● **Directive**:
Output all of the data below exactly as given.

-------- Records to process --------

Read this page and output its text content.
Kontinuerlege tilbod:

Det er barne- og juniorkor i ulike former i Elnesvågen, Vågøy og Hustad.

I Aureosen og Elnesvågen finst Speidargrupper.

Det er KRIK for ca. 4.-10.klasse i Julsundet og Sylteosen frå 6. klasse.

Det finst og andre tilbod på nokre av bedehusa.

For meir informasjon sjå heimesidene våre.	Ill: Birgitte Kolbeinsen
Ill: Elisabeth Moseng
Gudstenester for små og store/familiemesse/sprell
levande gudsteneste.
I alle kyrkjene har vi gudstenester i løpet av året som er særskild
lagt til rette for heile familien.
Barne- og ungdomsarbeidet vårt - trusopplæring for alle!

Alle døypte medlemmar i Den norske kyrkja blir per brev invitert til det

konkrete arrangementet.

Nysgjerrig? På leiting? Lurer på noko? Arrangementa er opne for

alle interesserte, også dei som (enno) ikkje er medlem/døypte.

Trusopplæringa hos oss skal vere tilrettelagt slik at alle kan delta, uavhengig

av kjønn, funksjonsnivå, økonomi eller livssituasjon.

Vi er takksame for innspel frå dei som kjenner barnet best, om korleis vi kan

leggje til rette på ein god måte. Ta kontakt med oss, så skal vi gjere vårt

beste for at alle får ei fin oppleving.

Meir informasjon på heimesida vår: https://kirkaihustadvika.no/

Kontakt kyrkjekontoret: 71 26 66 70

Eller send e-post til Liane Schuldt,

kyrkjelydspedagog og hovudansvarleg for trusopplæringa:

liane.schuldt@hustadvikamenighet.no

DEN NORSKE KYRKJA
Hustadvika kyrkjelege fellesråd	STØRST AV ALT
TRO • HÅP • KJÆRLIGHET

--------

● **Exercise answer**:
Read this page and output its text content.
Kontinuerlege tilbod:

Det er barne- og juniorkor i ulike former i Elnesvågen, Vågøy og Hustad.

I Aureosen og Elnesvågen finst Speidargrupper.

Det er KRIK for ca. 4.-10.klasse i Julsundet og Sylteosen frå 6. klasse.

Det finst og andre tilbod på nokre av bedehusa.

For meir informasjon sjå heimesidene våre.	Ill: Birgitte Kolbeinsen
Ill: Elisabeth Moseng
Gudstenester for små og store/familiemesse/sprell
levande gudsteneste.
I alle kyrkjene har vi gudstenester i løpet av året som er særskild
lagt til rette for heile familien.
Barne- og ungdomsarbeidet vårt - trusopplæring for alle!

Alle døypte medlemmar i Den norske kyrkja blir per brev invitert til det

konkrete arrangementet.

Nysgjerrig? På leiting? Lurer på noko? Arrangementa er opne for

alle interesserte, også dei som (enno) ikkje er medlem/døypte.

Trusopplæringa hos oss skal vere tilrettelagt slik at alle kan delta, uavhengig

av kjønn, funksjonsnivå, økonomi eller livssituasjon.

Vi er takksame for innspel frå dei som kjenner barnet best, om korleis vi kan

leggje til rette på ein god måte. Ta kontakt med oss, så skal vi gjere vårt

beste for at alle får ei fin oppleving.

Meir informasjon på heimesida vår: https://kirkaihustadvika.no/

Kontakt kyrkjekontoret: 71 26 66 70

Eller send e-post til Liane Schuldt,

kyrkjelydspedagog og hovudansvarleg for trusopplæringa:

liane.schuldt@hustadvikamenighet.no

DEN NORSKE KYRKJA
Hustadvika kyrkjelege fellesråd	STØRST AV ALT
TRO • HÅP • KJÆRLIGHET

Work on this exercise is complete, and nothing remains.